- Written exercise: From the listing below, pull out all lines with "within" in them.

*** Excerpted data

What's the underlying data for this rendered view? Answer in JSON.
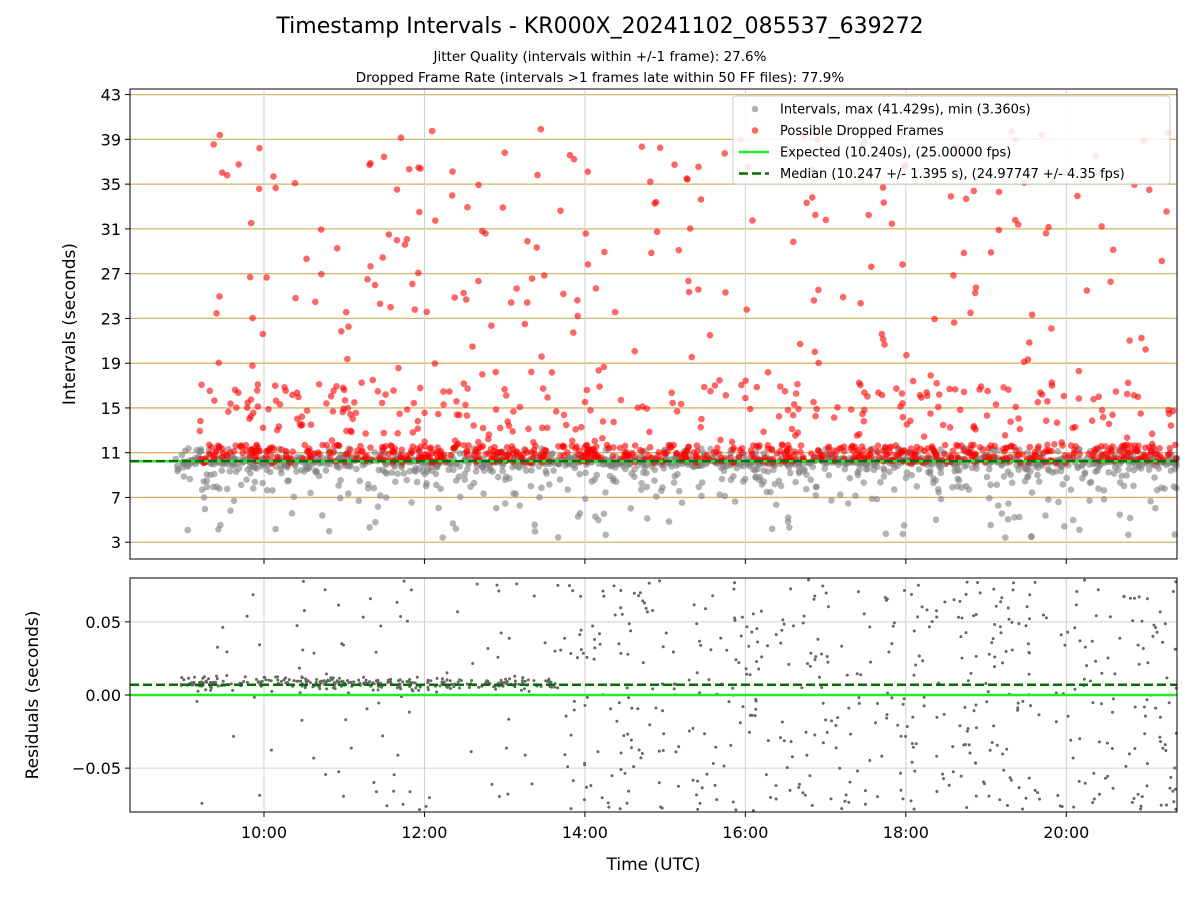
{
  "figure": {
    "title": "Timestamp Intervals - KR000X_20241102_085537_639272",
    "subtitle_jitter": "Jitter Quality (intervals within +/-1 frame): 27.6%",
    "subtitle_dropped": "Dropped Frame Rate (intervals >1 frames late within 50 FF files): 77.9%"
  },
  "colors": {
    "intervals": "#808080",
    "dropped": "#ff0000",
    "expected": "#22ee22",
    "median": "#007000",
    "hline": "#d4b46a",
    "grid": "#d0d0d0"
  },
  "chart_data": [
    {
      "type": "scatter",
      "ylabel": "Intervals (seconds)",
      "xlim": [
        8.33,
        21.38
      ],
      "ylim": [
        1.5,
        43.5
      ],
      "yticks": [
        3,
        7,
        11,
        15,
        19,
        23,
        27,
        31,
        35,
        39,
        43
      ],
      "ytick_labels": [
        "3",
        "7",
        "11",
        "15",
        "19",
        "23",
        "27",
        "31",
        "35",
        "39",
        "43"
      ],
      "xticks": [
        10,
        12,
        14,
        16,
        18,
        20
      ],
      "horizontal_lines_at_yticks": true,
      "grid": "x",
      "legend_position": "top-right",
      "legend": [
        {
          "label": "Intervals, max (41.429s), min (3.360s)",
          "kind": "marker",
          "color": "#808080"
        },
        {
          "label": "Possible Dropped Frames",
          "kind": "marker",
          "color": "#ff0000"
        },
        {
          "label": "Expected (10.240s), (25.00000 fps)",
          "kind": "solid-line",
          "color": "#22ee22"
        },
        {
          "label": "Median (10.247 +/- 1.395 s), (24.97747 +/- 4.35 fps)",
          "kind": "dashed-line",
          "color": "#007000"
        }
      ],
      "expected_value": 10.24,
      "median_value": 10.247,
      "intervals_max": 41.429,
      "intervals_min": 3.36,
      "time_range_hours": [
        8.9,
        21.38
      ],
      "normal_band": [
        9.2,
        11.4
      ],
      "sample_counts": {
        "intervals": 1500,
        "dropped": 1100
      }
    },
    {
      "type": "scatter",
      "xlabel": "Time (UTC)",
      "ylabel": "Residuals (seconds)",
      "xlim": [
        8.33,
        21.38
      ],
      "ylim": [
        -0.08,
        0.08
      ],
      "yticks": [
        0.05,
        0.0,
        -0.05
      ],
      "ytick_labels": [
        "0.05",
        "0.00",
        "−0.05"
      ],
      "xticks": [
        10,
        12,
        14,
        16,
        18,
        20
      ],
      "xtick_labels": [
        "10:00",
        "12:00",
        "14:00",
        "16:00",
        "18:00",
        "20:00"
      ],
      "grid": "both",
      "expected_residual": 0.0,
      "median_residual": 0.007,
      "sample_count": 900
    }
  ]
}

******

- The result:
    "subtitle_jitter": "Jitter Quality (intervals within +/-1 frame): 27.6%",
    "subtitle_dropped": "Dropped Frame Rate (intervals >1 frames late within 50 FF files): 77.9%"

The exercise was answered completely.